■ JOB A ■
Update the vampire film review, starting at the words "If El Vampiro" and stopping after "and the Vampire).", with "playboy" replaced by "socialite".
■ JOB B ■
Write what comes next in the vampire film review, picking up after its last sentence.

■ PASSAGE GIVEN ■
--- begin ---
Your Daily Dracula – as Waldemar Wolfahrt as Baron von Frauler, El Vampiro de l’Autopista (The Horrible Sexy Vampire)

Your Daily Dracula – as Waldemar Wolfahrt as Baron von Frauler, El Vampiro de l’Autopista (The Horrible Sexy Vampire)

If El Vampiro de l’Autopista – The Vampire of the Motorway – is a fairly underwhelming (if accurate) title, then the English alternate – The Horrible Sexy Vampire – is memorable (if slightly overselling) monicker.  By any name, it’s listless rather than compelling, though it has an odd, unusual feel and a peculiar backstory.  Between 1964 and 1967, three women were murdered along a German motorway and very slim evidence made German playboy Waldemar Wolfahrt a suspect in the case – which the newspapers made a big deal of, until he proved his alibi and sued for big money which he spent first on kickstarting a pop music career and eventually initiated this a clef film spun out of the true crime case, though the vampire of the autobahn (a serial killer) here becomes pretty much a riff on the vampire ancestor in the basement premise of L’ultima preda del vampiro (Playgirls and the Vampire).
--- end ---
■ DATA SUPPLIED ■
--- begin ---
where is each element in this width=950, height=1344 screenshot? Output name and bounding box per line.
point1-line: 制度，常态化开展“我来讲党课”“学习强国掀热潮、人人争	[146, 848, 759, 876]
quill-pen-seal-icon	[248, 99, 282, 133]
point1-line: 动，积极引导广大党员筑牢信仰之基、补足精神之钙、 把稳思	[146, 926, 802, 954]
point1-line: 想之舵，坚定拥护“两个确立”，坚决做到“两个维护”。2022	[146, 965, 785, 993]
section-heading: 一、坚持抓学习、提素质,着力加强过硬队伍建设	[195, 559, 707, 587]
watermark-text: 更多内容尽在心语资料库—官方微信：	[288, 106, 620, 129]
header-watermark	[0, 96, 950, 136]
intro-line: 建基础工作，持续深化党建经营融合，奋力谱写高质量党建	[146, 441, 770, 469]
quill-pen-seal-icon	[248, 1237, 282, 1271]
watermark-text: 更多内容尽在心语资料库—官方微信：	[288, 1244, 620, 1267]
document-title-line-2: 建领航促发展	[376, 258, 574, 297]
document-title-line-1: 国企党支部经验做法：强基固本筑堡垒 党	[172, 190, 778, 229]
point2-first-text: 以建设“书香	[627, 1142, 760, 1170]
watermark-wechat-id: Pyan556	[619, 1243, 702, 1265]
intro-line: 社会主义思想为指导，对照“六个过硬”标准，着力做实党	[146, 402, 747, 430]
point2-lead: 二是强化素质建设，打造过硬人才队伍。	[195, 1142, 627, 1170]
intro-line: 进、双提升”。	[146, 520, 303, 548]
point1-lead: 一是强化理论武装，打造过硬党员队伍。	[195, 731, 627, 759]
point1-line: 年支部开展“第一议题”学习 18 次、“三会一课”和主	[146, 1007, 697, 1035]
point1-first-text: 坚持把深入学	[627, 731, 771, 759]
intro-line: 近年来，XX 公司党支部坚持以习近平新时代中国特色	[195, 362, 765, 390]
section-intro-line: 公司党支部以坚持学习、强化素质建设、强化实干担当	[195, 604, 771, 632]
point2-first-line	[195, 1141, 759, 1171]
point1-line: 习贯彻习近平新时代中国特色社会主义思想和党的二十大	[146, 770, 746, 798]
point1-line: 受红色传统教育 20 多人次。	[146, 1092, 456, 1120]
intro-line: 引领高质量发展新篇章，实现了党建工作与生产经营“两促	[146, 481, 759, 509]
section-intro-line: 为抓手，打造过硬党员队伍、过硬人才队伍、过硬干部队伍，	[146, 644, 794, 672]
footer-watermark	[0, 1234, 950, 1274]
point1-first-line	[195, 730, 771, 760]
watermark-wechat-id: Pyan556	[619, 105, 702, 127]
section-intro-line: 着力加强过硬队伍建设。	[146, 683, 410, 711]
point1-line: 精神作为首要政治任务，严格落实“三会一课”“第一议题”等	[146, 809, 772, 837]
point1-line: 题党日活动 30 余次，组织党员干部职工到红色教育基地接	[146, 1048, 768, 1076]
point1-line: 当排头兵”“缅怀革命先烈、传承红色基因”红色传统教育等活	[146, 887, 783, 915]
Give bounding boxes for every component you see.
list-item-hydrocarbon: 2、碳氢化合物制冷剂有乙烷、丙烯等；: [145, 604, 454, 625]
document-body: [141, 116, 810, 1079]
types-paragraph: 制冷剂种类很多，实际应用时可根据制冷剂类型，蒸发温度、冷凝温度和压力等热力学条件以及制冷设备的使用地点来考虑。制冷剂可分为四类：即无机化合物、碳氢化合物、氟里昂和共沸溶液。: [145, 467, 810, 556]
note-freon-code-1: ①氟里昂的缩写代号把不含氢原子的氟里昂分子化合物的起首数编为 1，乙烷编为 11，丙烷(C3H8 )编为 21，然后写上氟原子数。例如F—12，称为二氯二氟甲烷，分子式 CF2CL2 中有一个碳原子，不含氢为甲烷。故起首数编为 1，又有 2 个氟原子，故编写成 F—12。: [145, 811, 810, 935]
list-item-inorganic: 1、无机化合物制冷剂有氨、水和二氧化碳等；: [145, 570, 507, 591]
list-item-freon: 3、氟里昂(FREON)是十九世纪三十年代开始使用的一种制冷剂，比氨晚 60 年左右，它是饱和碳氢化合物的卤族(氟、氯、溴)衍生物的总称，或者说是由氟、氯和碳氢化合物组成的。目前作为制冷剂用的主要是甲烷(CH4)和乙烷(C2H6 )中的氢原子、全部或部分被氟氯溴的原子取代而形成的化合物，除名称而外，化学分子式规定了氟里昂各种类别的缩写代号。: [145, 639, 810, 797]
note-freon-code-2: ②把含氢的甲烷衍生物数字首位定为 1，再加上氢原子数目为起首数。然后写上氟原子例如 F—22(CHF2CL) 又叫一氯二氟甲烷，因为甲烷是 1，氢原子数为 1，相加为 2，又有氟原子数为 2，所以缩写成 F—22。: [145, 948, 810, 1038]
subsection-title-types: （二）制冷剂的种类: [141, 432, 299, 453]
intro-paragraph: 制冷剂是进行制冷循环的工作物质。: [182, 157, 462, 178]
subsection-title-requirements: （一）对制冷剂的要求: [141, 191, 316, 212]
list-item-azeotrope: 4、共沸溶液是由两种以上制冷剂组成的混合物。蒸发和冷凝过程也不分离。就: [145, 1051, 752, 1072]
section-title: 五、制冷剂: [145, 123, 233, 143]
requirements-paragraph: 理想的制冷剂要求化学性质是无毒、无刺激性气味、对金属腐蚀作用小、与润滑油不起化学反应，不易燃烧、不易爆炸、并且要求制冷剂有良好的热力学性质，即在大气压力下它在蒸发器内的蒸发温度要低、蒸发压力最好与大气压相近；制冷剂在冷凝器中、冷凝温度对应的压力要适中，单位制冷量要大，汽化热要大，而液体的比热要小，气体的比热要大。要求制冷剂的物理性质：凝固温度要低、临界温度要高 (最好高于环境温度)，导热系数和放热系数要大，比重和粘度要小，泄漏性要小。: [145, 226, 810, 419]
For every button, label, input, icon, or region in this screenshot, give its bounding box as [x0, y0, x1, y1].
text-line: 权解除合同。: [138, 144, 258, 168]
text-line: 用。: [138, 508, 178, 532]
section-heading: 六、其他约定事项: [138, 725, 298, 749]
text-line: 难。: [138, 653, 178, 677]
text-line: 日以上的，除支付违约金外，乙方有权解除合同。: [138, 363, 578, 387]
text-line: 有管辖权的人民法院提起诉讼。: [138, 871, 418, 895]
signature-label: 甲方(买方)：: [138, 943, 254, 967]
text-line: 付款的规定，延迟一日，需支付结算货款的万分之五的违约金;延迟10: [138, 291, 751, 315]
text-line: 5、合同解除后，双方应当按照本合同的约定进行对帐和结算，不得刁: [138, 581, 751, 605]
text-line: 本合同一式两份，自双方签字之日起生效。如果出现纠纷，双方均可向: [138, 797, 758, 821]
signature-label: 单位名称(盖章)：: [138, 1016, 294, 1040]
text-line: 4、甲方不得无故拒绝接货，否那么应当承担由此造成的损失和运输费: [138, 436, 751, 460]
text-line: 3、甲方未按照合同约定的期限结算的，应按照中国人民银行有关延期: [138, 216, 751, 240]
--- end ---
■ RIGHT ANSWER A ■
If El Vampiro de l’Autopista – The Vampire of the Motorway – is a fairly underwhelming (if accurate) title, then the English alternate – The Horrible Sexy Vampire – is memorable (if slightly overselling) monicker.  By any name, it’s listless rather than compelling, though it has an odd, unusual feel and a peculiar backstory.  Between 1964 and 1967, three women were murdered along a German motorway and very slim evidence made German socialite Waldemar Wolfahrt a suspect in the case – which the newspapers made a big deal of, until he proved his alibi and sued for big money which he spent first on kickstarting a pop music career and eventually initiated this a clef film spun out of the true crime case, though the vampire of the autobahn (a serial killer) here becomes pretty much a riff on the vampire ancestor in the basement premise of L’ultima preda del vampiro (Playgirls and the Vampire).

■ RIGHT ANSWER B ■
Wolfahrt – who called himself Waldemar the Vampire as a pop singer (not to be confused with Paul Naschy’s Waldemar the Werewolf) – was later billed as Wal Davis or Davies on films, and he’s weirdly blank in a double role as monster and descendent, though he has a striking bleached blond ‘do and two separate goth fashion styles.  The vampire is in full Dracula cape-and-evening dress – with no fangs, though – while the descendent has a more mod look.  Directed and written by José Luis Madrid, who’d later work with Paul Naschy on some livelier films, it has a weird three-act structure as if it were a fix-up from a serial (like the Mexican Nostradamus movies).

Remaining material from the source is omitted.